__WRITTEN PROBLEM__. Using the records below, reproduce exactly the lines from the one containing "What's the underlying" through the end, and nothing more; skip the images.

__Dataset records on visual material__.
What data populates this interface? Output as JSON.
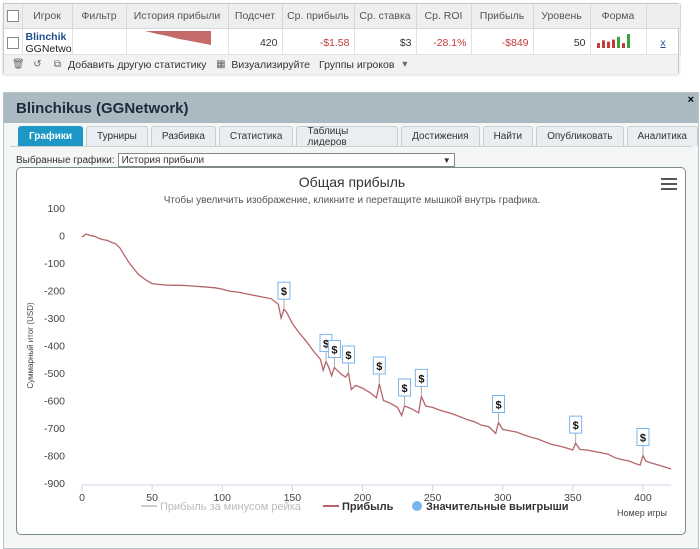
{
  "table": {
    "headers": [
      "",
      "Игрок",
      "Фильтр",
      "История прибыли",
      "Подсчет",
      "Ср. прибыль",
      "Ср. ставка",
      "Ср. ROI",
      "Прибыль",
      "Уровень",
      "Форма"
    ],
    "row": {
      "player": "Blinchik",
      "network": "GGNetwo",
      "count": "420",
      "avg_profit": "-$1.58",
      "avg_stake": "$3",
      "avg_roi": "-28.1%",
      "profit": "-$849",
      "level": "50",
      "remove": "x"
    }
  },
  "toolbar": {
    "add_stats": "Добавить другую статистику",
    "visualize": "Визуализируйте",
    "groups": "Группы игроков"
  },
  "window": {
    "title": "Blinchikus (GGNetwork)",
    "close": "×",
    "tabs": [
      "Графики",
      "Турниры",
      "Разбивка",
      "Статистика",
      "Таблицы лидеров",
      "Достижения",
      "Найти",
      "Опубликовать",
      "Аналитика"
    ],
    "active_tab": 0,
    "selector_label": "Выбранные графики:",
    "selector_value": "История прибыли"
  },
  "chart_data": {
    "type": "line",
    "title": "Общая прибыль",
    "subtitle": "Чтобы увеличить изображение, кликните и перетащите мышкой внутрь графика.",
    "xlabel": "Номер игры",
    "ylabel": "Суммарный итог (USD)",
    "xlim": [
      0,
      420
    ],
    "ylim": [
      -900,
      100
    ],
    "xticks": [
      0,
      50,
      100,
      150,
      200,
      250,
      300,
      350,
      400
    ],
    "yticks": [
      100,
      0,
      -100,
      -200,
      -300,
      -400,
      -500,
      -600,
      -700,
      -800,
      -900
    ],
    "legend_position": "bottom",
    "colors": {
      "line": "#b5656a",
      "rake": "#cccccc",
      "flag": "#7cb5ec",
      "axis": "#ccd6eb"
    },
    "legend": [
      "Прибыль за минусом рейка",
      "Прибыль",
      "Значительные выигрыши"
    ],
    "series": [
      {
        "name": "Прибыль",
        "points": [
          [
            0,
            -5
          ],
          [
            3,
            5
          ],
          [
            6,
            0
          ],
          [
            9,
            -3
          ],
          [
            12,
            -10
          ],
          [
            15,
            -15
          ],
          [
            18,
            -18
          ],
          [
            21,
            -25
          ],
          [
            24,
            -30
          ],
          [
            27,
            -45
          ],
          [
            30,
            -70
          ],
          [
            33,
            -95
          ],
          [
            36,
            -115
          ],
          [
            40,
            -140
          ],
          [
            45,
            -160
          ],
          [
            50,
            -175
          ],
          [
            55,
            -178
          ],
          [
            60,
            -180
          ],
          [
            65,
            -181
          ],
          [
            70,
            -181
          ],
          [
            75,
            -182
          ],
          [
            80,
            -184
          ],
          [
            85,
            -186
          ],
          [
            90,
            -188
          ],
          [
            95,
            -190
          ],
          [
            100,
            -195
          ],
          [
            105,
            -202
          ],
          [
            110,
            -205
          ],
          [
            115,
            -210
          ],
          [
            120,
            -215
          ],
          [
            125,
            -220
          ],
          [
            130,
            -225
          ],
          [
            135,
            -230
          ],
          [
            140,
            -250
          ],
          [
            142,
            -300
          ],
          [
            144,
            -268
          ],
          [
            146,
            -280
          ],
          [
            150,
            -320
          ],
          [
            155,
            -355
          ],
          [
            160,
            -385
          ],
          [
            165,
            -420
          ],
          [
            170,
            -450
          ],
          [
            172,
            -490
          ],
          [
            174,
            -458
          ],
          [
            176,
            -480
          ],
          [
            178,
            -510
          ],
          [
            180,
            -480
          ],
          [
            182,
            -490
          ],
          [
            185,
            -505
          ],
          [
            188,
            -515
          ],
          [
            190,
            -500
          ],
          [
            192,
            -560
          ],
          [
            195,
            -545
          ],
          [
            200,
            -555
          ],
          [
            205,
            -570
          ],
          [
            210,
            -590
          ],
          [
            212,
            -540
          ],
          [
            215,
            -600
          ],
          [
            220,
            -610
          ],
          [
            225,
            -625
          ],
          [
            228,
            -655
          ],
          [
            230,
            -620
          ],
          [
            235,
            -630
          ],
          [
            240,
            -645
          ],
          [
            242,
            -585
          ],
          [
            245,
            -620
          ],
          [
            250,
            -625
          ],
          [
            255,
            -635
          ],
          [
            260,
            -642
          ],
          [
            265,
            -650
          ],
          [
            270,
            -660
          ],
          [
            275,
            -670
          ],
          [
            280,
            -678
          ],
          [
            285,
            -690
          ],
          [
            290,
            -695
          ],
          [
            295,
            -720
          ],
          [
            297,
            -680
          ],
          [
            300,
            -705
          ],
          [
            305,
            -710
          ],
          [
            310,
            -715
          ],
          [
            315,
            -725
          ],
          [
            320,
            -733
          ],
          [
            325,
            -740
          ],
          [
            330,
            -750
          ],
          [
            335,
            -760
          ],
          [
            340,
            -765
          ],
          [
            345,
            -772
          ],
          [
            350,
            -780
          ],
          [
            352,
            -755
          ],
          [
            355,
            -778
          ],
          [
            360,
            -780
          ],
          [
            365,
            -785
          ],
          [
            370,
            -790
          ],
          [
            375,
            -795
          ],
          [
            380,
            -808
          ],
          [
            385,
            -815
          ],
          [
            390,
            -820
          ],
          [
            395,
            -830
          ],
          [
            398,
            -835
          ],
          [
            400,
            -800
          ],
          [
            402,
            -820
          ],
          [
            405,
            -826
          ],
          [
            410,
            -833
          ],
          [
            415,
            -841
          ],
          [
            420,
            -849
          ]
        ]
      }
    ],
    "big_wins": [
      {
        "x": 144,
        "y": -268,
        "label": "$"
      },
      {
        "x": 174,
        "y": -458,
        "label": "$"
      },
      {
        "x": 180,
        "y": -480,
        "label": "$"
      },
      {
        "x": 190,
        "y": -500,
        "label": "$"
      },
      {
        "x": 212,
        "y": -540,
        "label": "$"
      },
      {
        "x": 230,
        "y": -620,
        "label": "$"
      },
      {
        "x": 242,
        "y": -585,
        "label": "$"
      },
      {
        "x": 297,
        "y": -680,
        "label": "$"
      },
      {
        "x": 352,
        "y": -755,
        "label": "$"
      },
      {
        "x": 400,
        "y": -800,
        "label": "$"
      }
    ],
    "form_bars": [
      {
        "value": 0.35,
        "color": "#c23b3b"
      },
      {
        "value": 0.55,
        "color": "#c23b3b"
      },
      {
        "value": 0.45,
        "color": "#c23b3b"
      },
      {
        "value": 0.6,
        "color": "#c23b3b"
      },
      {
        "value": 0.8,
        "color": "#3aa33a"
      },
      {
        "value": 0.35,
        "color": "#c23b3b"
      },
      {
        "value": 1.0,
        "color": "#3aa33a"
      }
    ],
    "history_spark": [
      0,
      -0.2,
      -0.35,
      -0.55,
      -0.7,
      -0.85,
      -1.0
    ]
  }
}
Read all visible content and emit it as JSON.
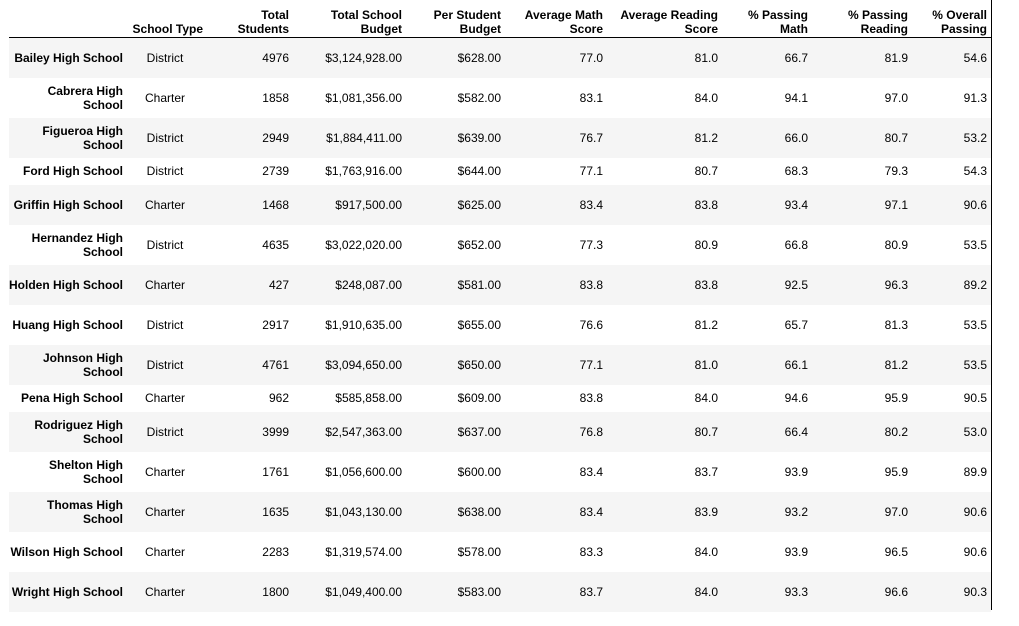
{
  "table": {
    "columns": [
      "School Type",
      "Total Students",
      "Total School Budget",
      "Per Student Budget",
      "Average Math Score",
      "Average Reading Score",
      "% Passing Math",
      "% Passing Reading",
      "% Overall Passing"
    ],
    "rows": [
      {
        "school": "Bailey High School",
        "cells": [
          "District",
          "4976",
          "$3,124,928.00",
          "$628.00",
          "77.0",
          "81.0",
          "66.7",
          "81.9",
          "54.6"
        ]
      },
      {
        "school": "Cabrera High School",
        "cells": [
          "Charter",
          "1858",
          "$1,081,356.00",
          "$582.00",
          "83.1",
          "84.0",
          "94.1",
          "97.0",
          "91.3"
        ]
      },
      {
        "school": "Figueroa High School",
        "cells": [
          "District",
          "2949",
          "$1,884,411.00",
          "$639.00",
          "76.7",
          "81.2",
          "66.0",
          "80.7",
          "53.2"
        ]
      },
      {
        "school": "Ford High School",
        "cells": [
          "District",
          "2739",
          "$1,763,916.00",
          "$644.00",
          "77.1",
          "80.7",
          "68.3",
          "79.3",
          "54.3"
        ]
      },
      {
        "school": "Griffin High School",
        "cells": [
          "Charter",
          "1468",
          "$917,500.00",
          "$625.00",
          "83.4",
          "83.8",
          "93.4",
          "97.1",
          "90.6"
        ]
      },
      {
        "school": "Hernandez High School",
        "cells": [
          "District",
          "4635",
          "$3,022,020.00",
          "$652.00",
          "77.3",
          "80.9",
          "66.8",
          "80.9",
          "53.5"
        ]
      },
      {
        "school": "Holden High School",
        "cells": [
          "Charter",
          "427",
          "$248,087.00",
          "$581.00",
          "83.8",
          "83.8",
          "92.5",
          "96.3",
          "89.2"
        ]
      },
      {
        "school": "Huang High School",
        "cells": [
          "District",
          "2917",
          "$1,910,635.00",
          "$655.00",
          "76.6",
          "81.2",
          "65.7",
          "81.3",
          "53.5"
        ]
      },
      {
        "school": "Johnson High School",
        "cells": [
          "District",
          "4761",
          "$3,094,650.00",
          "$650.00",
          "77.1",
          "81.0",
          "66.1",
          "81.2",
          "53.5"
        ]
      },
      {
        "school": "Pena High School",
        "cells": [
          "Charter",
          "962",
          "$585,858.00",
          "$609.00",
          "83.8",
          "84.0",
          "94.6",
          "95.9",
          "90.5"
        ]
      },
      {
        "school": "Rodriguez High School",
        "cells": [
          "District",
          "3999",
          "$2,547,363.00",
          "$637.00",
          "76.8",
          "80.7",
          "66.4",
          "80.2",
          "53.0"
        ]
      },
      {
        "school": "Shelton High School",
        "cells": [
          "Charter",
          "1761",
          "$1,056,600.00",
          "$600.00",
          "83.4",
          "83.7",
          "93.9",
          "95.9",
          "89.9"
        ]
      },
      {
        "school": "Thomas High School",
        "cells": [
          "Charter",
          "1635",
          "$1,043,130.00",
          "$638.00",
          "83.4",
          "83.9",
          "93.2",
          "97.0",
          "90.6"
        ]
      },
      {
        "school": "Wilson High School",
        "cells": [
          "Charter",
          "2283",
          "$1,319,574.00",
          "$578.00",
          "83.3",
          "84.0",
          "93.9",
          "96.5",
          "90.6"
        ]
      },
      {
        "school": "Wright High School",
        "cells": [
          "Charter",
          "1800",
          "$1,049,400.00",
          "$583.00",
          "83.7",
          "84.0",
          "93.3",
          "96.6",
          "90.3"
        ]
      }
    ]
  }
}
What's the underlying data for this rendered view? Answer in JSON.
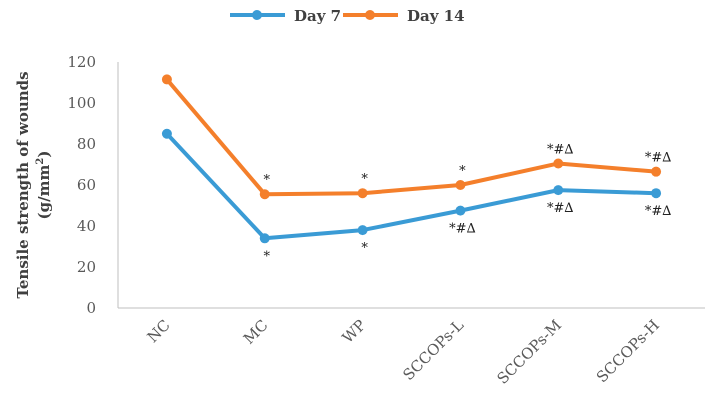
{
  "chart_data": {
    "type": "line",
    "categories": [
      "NC",
      "MC",
      "WP",
      "SCCOPs-L",
      "SCCOPs-M",
      "SCCOPs-H"
    ],
    "series": [
      {
        "name": "Day 7",
        "color": "#3a9bd5",
        "values": [
          85,
          34,
          38,
          47.5,
          57.5,
          56
        ],
        "annotations": [
          "",
          "*",
          "*",
          "*#∆",
          "*#∆",
          "*#∆"
        ]
      },
      {
        "name": "Day 14",
        "color": "#f47f2b",
        "values": [
          111.5,
          55.5,
          56,
          60,
          70.5,
          66.5
        ],
        "annotations": [
          "",
          "*",
          "*",
          "*",
          "*#∆",
          "*#∆"
        ]
      }
    ],
    "ylabel_line1": "Tensile strength of wounds",
    "ylabel_line2": "(g/mm",
    "ylabel_sup": "2",
    "ylabel_close": ")",
    "ylim": [
      0,
      120
    ],
    "yticks": [
      "0",
      "20",
      "40",
      "60",
      "80",
      "100",
      "120"
    ],
    "grid": false,
    "legend_position": "top"
  }
}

__THE RESULT__.
What's the underlying data for this rendered view? Answer in JSON.
{
  "chart_data": {
    "type": "line",
    "categories": [
      "NC",
      "MC",
      "WP",
      "SCCOPs-L",
      "SCCOPs-M",
      "SCCOPs-H"
    ],
    "series": [
      {
        "name": "Day 7",
        "color": "#3a9bd5",
        "values": [
          85,
          34,
          38,
          47.5,
          57.5,
          56
        ],
        "annotations": [
          "",
          "*",
          "*",
          "*#∆",
          "*#∆",
          "*#∆"
        ]
      },
      {
        "name": "Day 14",
        "color": "#f47f2b",
        "values": [
          111.5,
          55.5,
          56,
          60,
          70.5,
          66.5
        ],
        "annotations": [
          "",
          "*",
          "*",
          "*",
          "*#∆",
          "*#∆"
        ]
      }
    ],
    "ylabel_line1": "Tensile strength of wounds",
    "ylabel_line2": "(g/mm",
    "ylabel_sup": "2",
    "ylabel_close": ")",
    "ylim": [
      0,
      120
    ],
    "yticks": [
      "0",
      "20",
      "40",
      "60",
      "80",
      "100",
      "120"
    ],
    "grid": false,
    "legend_position": "top"
  }
}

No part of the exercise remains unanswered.